## What you should do
Pull every line with the word "Rona" out of the entries below.

## Information given
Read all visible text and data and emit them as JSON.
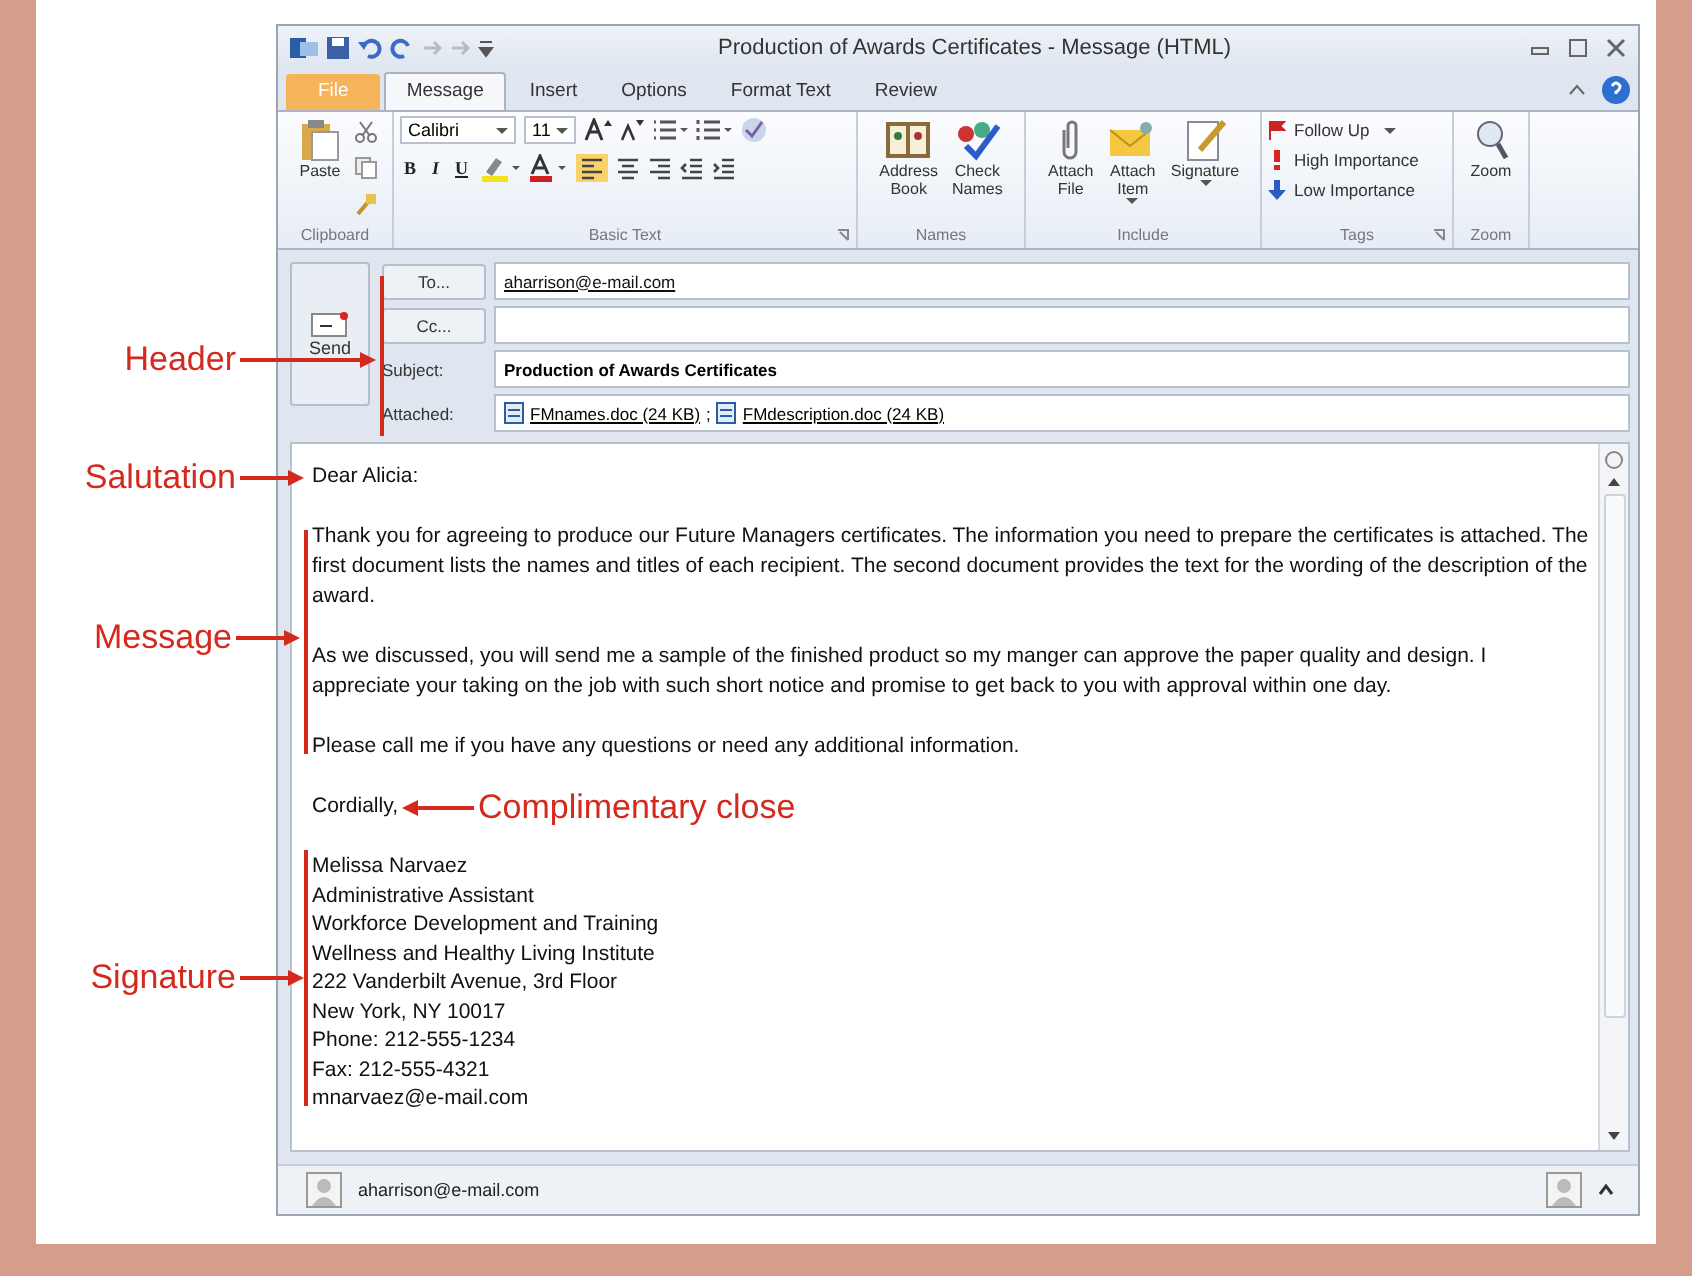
{
  "window": {
    "title": "Production of Awards Certificates - Message (HTML)"
  },
  "tabs": [
    {
      "label": "File",
      "kind": "file",
      "selected": false
    },
    {
      "label": "Message",
      "kind": "tab",
      "selected": true
    },
    {
      "label": "Insert",
      "kind": "tab",
      "selected": false
    },
    {
      "label": "Options",
      "kind": "tab",
      "selected": false
    },
    {
      "label": "Format Text",
      "kind": "tab",
      "selected": false
    },
    {
      "label": "Review",
      "kind": "tab",
      "selected": false
    }
  ],
  "ribbon": {
    "clipboard": {
      "label": "Clipboard",
      "paste": "Paste"
    },
    "basic_text": {
      "label": "Basic Text",
      "font": "Calibri",
      "size": "11",
      "format_buttons": [
        "B",
        "I",
        "U"
      ]
    },
    "names": {
      "label": "Names",
      "commands": [
        "Address Book",
        "Check Names"
      ]
    },
    "include": {
      "label": "Include",
      "commands": [
        "Attach File",
        "Attach Item",
        "Signature"
      ]
    },
    "tags": {
      "label": "Tags",
      "commands": [
        "Follow Up",
        "High Importance",
        "Low Importance"
      ]
    },
    "zoom": {
      "label": "Zoom",
      "command": "Zoom"
    }
  },
  "header": {
    "send": "Send",
    "fields": [
      {
        "kind": "button",
        "label": "To...",
        "value": "aharrison@e-mail.com"
      },
      {
        "kind": "button",
        "label": "Cc..."
      },
      {
        "kind": "label",
        "label": "Subject:",
        "value": "Production of Awards Certificates"
      }
    ],
    "attached_label": "Attached:",
    "attachments": [
      "FMnames.doc (24 KB)",
      "FMdescription.doc (24 KB)"
    ],
    "attachment_separator": ";"
  },
  "body": {
    "salutation": "Dear Alicia:",
    "paragraphs": [
      "Thank you for agreeing to produce our Future Managers certificates. The information you need to prepare the certificates is attached. The first document lists the names and titles of each recipient. The second document provides the text for the wording of the description of the award.",
      "As we discussed, you will send me a sample of the finished product so my manger can approve the paper quality and design. I appreciate your taking on the job with such short notice and promise to get back to you with approval within one day.",
      "Please call me if you have any questions or need any additional information."
    ],
    "close": "Cordially,",
    "signature": [
      "Melissa Narvaez",
      "Administrative Assistant",
      "Workforce Development and Training",
      "Wellness and Healthy Living Institute",
      "222 Vanderbilt Avenue, 3rd Floor",
      "New York, NY 10017",
      "Phone: 212-555-1234",
      "Fax: 212-555-4321",
      "mnarvaez@e-mail.com"
    ]
  },
  "people_pane": {
    "contact": "aharrison@e-mail.com"
  },
  "callouts": [
    {
      "label": "Header"
    },
    {
      "label": "Salutation"
    },
    {
      "label": "Message"
    },
    {
      "label": "Complimentary close"
    },
    {
      "label": "Signature"
    }
  ]
}
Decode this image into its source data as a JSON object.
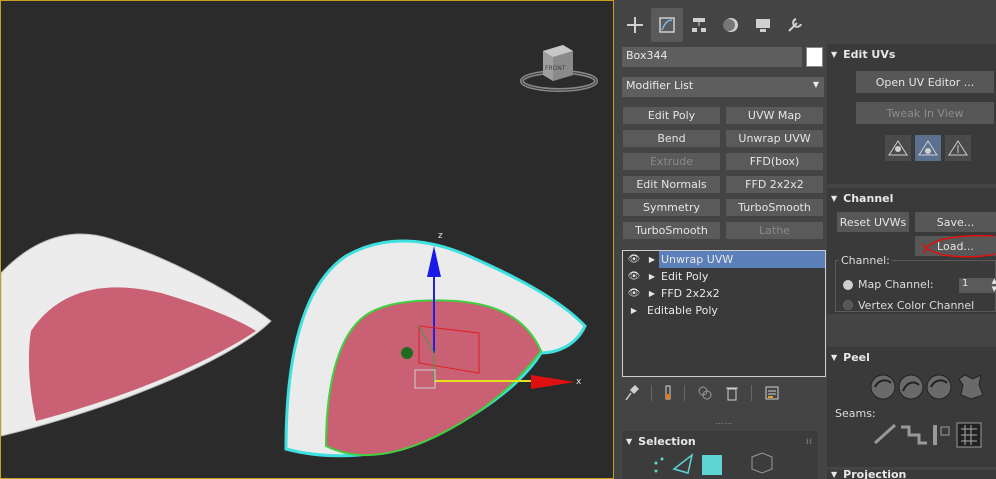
{
  "viewport": {
    "viewcube_label": "FRONT",
    "gizmo_axis_z": "z",
    "gizmo_axis_x": "x",
    "colors": {
      "border": "#c8a020",
      "mesh_inner": "#c96073",
      "selection_outline": "#3fe0e0",
      "edge_highlight": "#40d040"
    }
  },
  "command_panel": {
    "tabs": [
      "create-icon",
      "modify-icon",
      "hierarchy-icon",
      "motion-icon",
      "display-icon",
      "utilities-icon"
    ],
    "object_name": "Box344",
    "modifier_list": "Modifier List",
    "modifier_buttons": [
      {
        "label": "Edit Poly",
        "enabled": true
      },
      {
        "label": "UVW Map",
        "enabled": true
      },
      {
        "label": "Bend",
        "enabled": true
      },
      {
        "label": "Unwrap UVW",
        "enabled": true
      },
      {
        "label": "Extrude",
        "enabled": false
      },
      {
        "label": "FFD(box)",
        "enabled": true
      },
      {
        "label": "Edit Normals",
        "enabled": true
      },
      {
        "label": "FFD 2x2x2",
        "enabled": true
      },
      {
        "label": "Symmetry",
        "enabled": true
      },
      {
        "label": "TurboSmooth",
        "enabled": true
      },
      {
        "label": "TurboSmooth",
        "enabled": true
      },
      {
        "label": "Lathe",
        "enabled": false
      }
    ],
    "stack": [
      {
        "label": "Unwrap UVW",
        "eye": true,
        "selected": true
      },
      {
        "label": "Edit Poly",
        "eye": true,
        "selected": false
      },
      {
        "label": "FFD 2x2x2",
        "eye": true,
        "selected": false
      },
      {
        "label": "Editable Poly",
        "eye": false,
        "selected": false
      }
    ],
    "selection_rollout": "Selection"
  },
  "edit_uvs": {
    "title": "Edit UVs",
    "open_uv_editor": "Open UV Editor ...",
    "tweak_in_view": "Tweak In View"
  },
  "channel": {
    "title": "Channel",
    "reset_uvws": "Reset UVWs",
    "save": "Save...",
    "load": "Load...",
    "group_label": "Channel:",
    "map_channel_label": "Map Channel:",
    "map_channel_value": "1",
    "vertex_color_channel": "Vertex Color Channel"
  },
  "peel": {
    "title": "Peel",
    "seams_label": "Seams:"
  },
  "projection": {
    "title": "Projection"
  }
}
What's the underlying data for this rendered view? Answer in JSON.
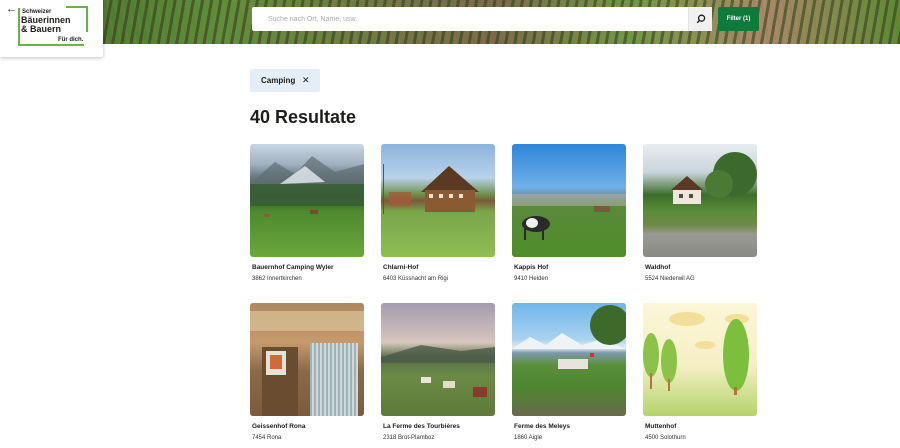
{
  "header": {
    "back_icon": "arrow-left-icon",
    "logo": {
      "line1": "Schweizer",
      "line2": "Bäuerinnen",
      "line3": "& Bauern",
      "tagline": "Für dich."
    },
    "search": {
      "placeholder": "Suche nach Ort, Name, usw.",
      "value": "",
      "icon": "search-icon"
    },
    "filter_label": "Filter (1)",
    "accent_color": "#0e7a3c"
  },
  "active_filter": {
    "label": "Camping",
    "close_symbol": "✕"
  },
  "results": {
    "title": "40 Resultate",
    "items": [
      {
        "name": "Bauernhof Camping Wyler",
        "location": "3862 Innertkirchen"
      },
      {
        "name": "Chlarni-Hof",
        "location": "6403 Küssnacht am Rigi"
      },
      {
        "name": "Kappis Hof",
        "location": "9410 Heiden"
      },
      {
        "name": "Waldhof",
        "location": "5524 Niederwil AG"
      },
      {
        "name": "Geissenhof Rona",
        "location": "7454 Rona"
      },
      {
        "name": "La Ferme des Tourbières",
        "location": "2318 Brot-Plamboz"
      },
      {
        "name": "Ferme des Meleys",
        "location": "1860 Aigle"
      },
      {
        "name": "Muttenhof",
        "location": "4500 Solothurn"
      }
    ]
  }
}
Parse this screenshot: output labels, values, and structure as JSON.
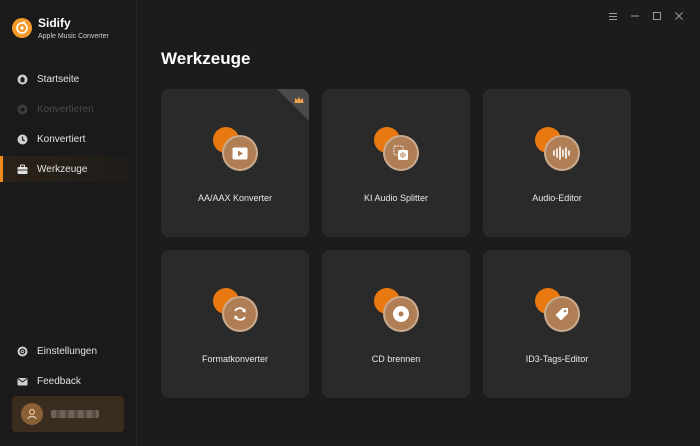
{
  "app": {
    "name": "Sidify",
    "subtitle": "Apple Music Converter"
  },
  "sidebar": {
    "items": [
      {
        "label": "Startseite",
        "icon": "home-icon",
        "state": "normal"
      },
      {
        "label": "Konvertieren",
        "icon": "convert-icon",
        "state": "disabled"
      },
      {
        "label": "Konvertiert",
        "icon": "clock-icon",
        "state": "normal"
      },
      {
        "label": "Werkzeuge",
        "icon": "toolbox-icon",
        "state": "active"
      }
    ],
    "bottom_items": [
      {
        "label": "Einstellungen",
        "icon": "settings-icon"
      },
      {
        "label": "Feedback",
        "icon": "mail-icon"
      }
    ]
  },
  "window_controls": [
    "menu-icon",
    "minimize-icon",
    "maximize-icon",
    "close-icon"
  ],
  "page": {
    "title": "Werkzeuge"
  },
  "tools": [
    {
      "label": "AA/AAX Konverter",
      "icon": "video-play-icon",
      "premium_badge": true
    },
    {
      "label": "KI Audio Splitter",
      "icon": "audio-splitter-icon",
      "premium_badge": false
    },
    {
      "label": "Audio-Editor",
      "icon": "waveform-icon",
      "premium_badge": false
    },
    {
      "label": "Formatkonverter",
      "icon": "refresh-icon",
      "premium_badge": false
    },
    {
      "label": "CD brennen",
      "icon": "cd-icon",
      "premium_badge": false
    },
    {
      "label": "ID3-Tags-Editor",
      "icon": "tag-icon",
      "premium_badge": false
    }
  ],
  "colors": {
    "accent": "#f08a1c",
    "orb": "#e8780f",
    "disc": "#b07e54",
    "card": "#2a2a2a",
    "background": "#1c1c1c"
  }
}
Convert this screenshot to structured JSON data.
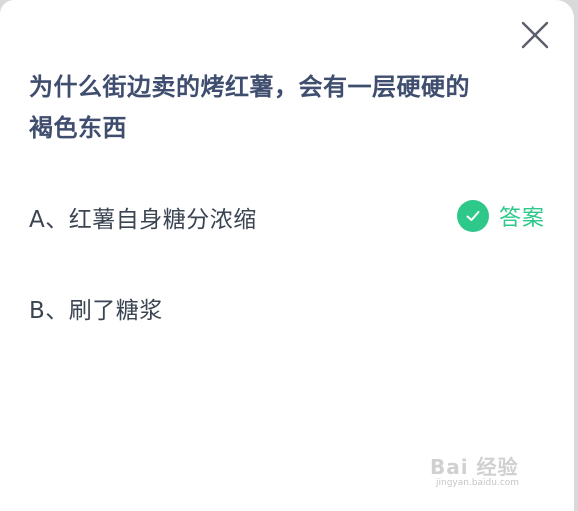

## Reply
        "name": "Geissenhof Rona",
        "location": "7454 Rona"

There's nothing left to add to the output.